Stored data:
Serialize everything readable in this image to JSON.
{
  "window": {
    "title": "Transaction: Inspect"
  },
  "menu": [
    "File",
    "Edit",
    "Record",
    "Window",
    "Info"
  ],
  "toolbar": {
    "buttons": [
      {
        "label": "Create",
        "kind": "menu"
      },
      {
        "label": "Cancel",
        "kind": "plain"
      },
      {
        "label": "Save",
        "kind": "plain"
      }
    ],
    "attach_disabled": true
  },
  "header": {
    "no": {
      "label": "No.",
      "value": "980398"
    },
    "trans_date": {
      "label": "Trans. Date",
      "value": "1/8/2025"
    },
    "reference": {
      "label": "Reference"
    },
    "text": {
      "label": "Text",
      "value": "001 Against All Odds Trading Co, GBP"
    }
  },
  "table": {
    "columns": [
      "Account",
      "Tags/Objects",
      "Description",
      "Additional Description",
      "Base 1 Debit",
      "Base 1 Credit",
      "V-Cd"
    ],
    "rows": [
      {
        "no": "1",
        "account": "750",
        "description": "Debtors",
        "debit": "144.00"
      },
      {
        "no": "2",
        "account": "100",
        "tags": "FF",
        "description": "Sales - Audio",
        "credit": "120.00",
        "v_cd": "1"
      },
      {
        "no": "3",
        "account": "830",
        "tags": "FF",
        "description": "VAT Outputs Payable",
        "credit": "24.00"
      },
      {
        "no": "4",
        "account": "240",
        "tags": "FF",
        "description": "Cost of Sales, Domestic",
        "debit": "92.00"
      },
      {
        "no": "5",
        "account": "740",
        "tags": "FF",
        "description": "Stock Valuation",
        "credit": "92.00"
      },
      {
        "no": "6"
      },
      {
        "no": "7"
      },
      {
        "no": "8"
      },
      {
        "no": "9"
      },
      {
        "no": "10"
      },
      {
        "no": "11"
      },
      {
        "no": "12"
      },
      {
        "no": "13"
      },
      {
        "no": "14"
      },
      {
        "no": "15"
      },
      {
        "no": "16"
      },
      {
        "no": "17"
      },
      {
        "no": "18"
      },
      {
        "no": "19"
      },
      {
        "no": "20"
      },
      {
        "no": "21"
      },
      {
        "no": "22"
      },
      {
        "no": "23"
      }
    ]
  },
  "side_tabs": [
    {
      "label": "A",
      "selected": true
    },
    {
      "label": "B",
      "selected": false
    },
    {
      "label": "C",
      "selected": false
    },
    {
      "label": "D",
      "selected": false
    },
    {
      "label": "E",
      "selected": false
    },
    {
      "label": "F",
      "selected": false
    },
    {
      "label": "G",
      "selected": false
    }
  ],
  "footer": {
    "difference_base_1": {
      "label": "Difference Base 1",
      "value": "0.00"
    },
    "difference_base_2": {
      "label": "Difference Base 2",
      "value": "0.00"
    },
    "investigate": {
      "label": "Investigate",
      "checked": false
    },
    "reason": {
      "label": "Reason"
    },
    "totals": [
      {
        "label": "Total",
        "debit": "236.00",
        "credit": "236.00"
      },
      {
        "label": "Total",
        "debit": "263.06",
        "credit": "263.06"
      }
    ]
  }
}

[What is asked]
Quote the material exactly, leaving nothing out.

[Task response]
Serialize everything readable in this image to JSON.
{
  "window": {
    "title": "Transaction: Inspect"
  },
  "menu": [
    "File",
    "Edit",
    "Record",
    "Window",
    "Info"
  ],
  "toolbar": {
    "buttons": [
      {
        "label": "Create",
        "kind": "menu"
      },
      {
        "label": "Cancel",
        "kind": "plain"
      },
      {
        "label": "Save",
        "kind": "plain"
      }
    ],
    "attach_disabled": true
  },
  "header": {
    "no": {
      "label": "No.",
      "value": "980398"
    },
    "trans_date": {
      "label": "Trans. Date",
      "value": "1/8/2025"
    },
    "reference": {
      "label": "Reference"
    },
    "text": {
      "label": "Text",
      "value": "001 Against All Odds Trading Co, GBP"
    }
  },
  "table": {
    "columns": [
      "Account",
      "Tags/Objects",
      "Description",
      "Additional Description",
      "Base 1 Debit",
      "Base 1 Credit",
      "V-Cd"
    ],
    "rows": [
      {
        "no": "1",
        "account": "750",
        "description": "Debtors",
        "debit": "144.00"
      },
      {
        "no": "2",
        "account": "100",
        "tags": "FF",
        "description": "Sales - Audio",
        "credit": "120.00",
        "v_cd": "1"
      },
      {
        "no": "3",
        "account": "830",
        "tags": "FF",
        "description": "VAT Outputs Payable",
        "credit": "24.00"
      },
      {
        "no": "4",
        "account": "240",
        "tags": "FF",
        "description": "Cost of Sales, Domestic",
        "debit": "92.00"
      },
      {
        "no": "5",
        "account": "740",
        "tags": "FF",
        "description": "Stock Valuation",
        "credit": "92.00"
      },
      {
        "no": "6"
      },
      {
        "no": "7"
      },
      {
        "no": "8"
      },
      {
        "no": "9"
      },
      {
        "no": "10"
      },
      {
        "no": "11"
      },
      {
        "no": "12"
      },
      {
        "no": "13"
      },
      {
        "no": "14"
      },
      {
        "no": "15"
      },
      {
        "no": "16"
      },
      {
        "no": "17"
      },
      {
        "no": "18"
      },
      {
        "no": "19"
      },
      {
        "no": "20"
      },
      {
        "no": "21"
      },
      {
        "no": "22"
      },
      {
        "no": "23"
      }
    ]
  },
  "side_tabs": [
    {
      "label": "A",
      "selected": true
    },
    {
      "label": "B",
      "selected": false
    },
    {
      "label": "C",
      "selected": false
    },
    {
      "label": "D",
      "selected": false
    },
    {
      "label": "E",
      "selected": false
    },
    {
      "label": "F",
      "selected": false
    },
    {
      "label": "G",
      "selected": false
    }
  ],
  "footer": {
    "difference_base_1": {
      "label": "Difference Base 1",
      "value": "0.00"
    },
    "difference_base_2": {
      "label": "Difference Base 2",
      "value": "0.00"
    },
    "investigate": {
      "label": "Investigate",
      "checked": false
    },
    "reason": {
      "label": "Reason"
    },
    "totals": [
      {
        "label": "Total",
        "debit": "236.00",
        "credit": "236.00"
      },
      {
        "label": "Total",
        "debit": "263.06",
        "credit": "263.06"
      }
    ]
  }
}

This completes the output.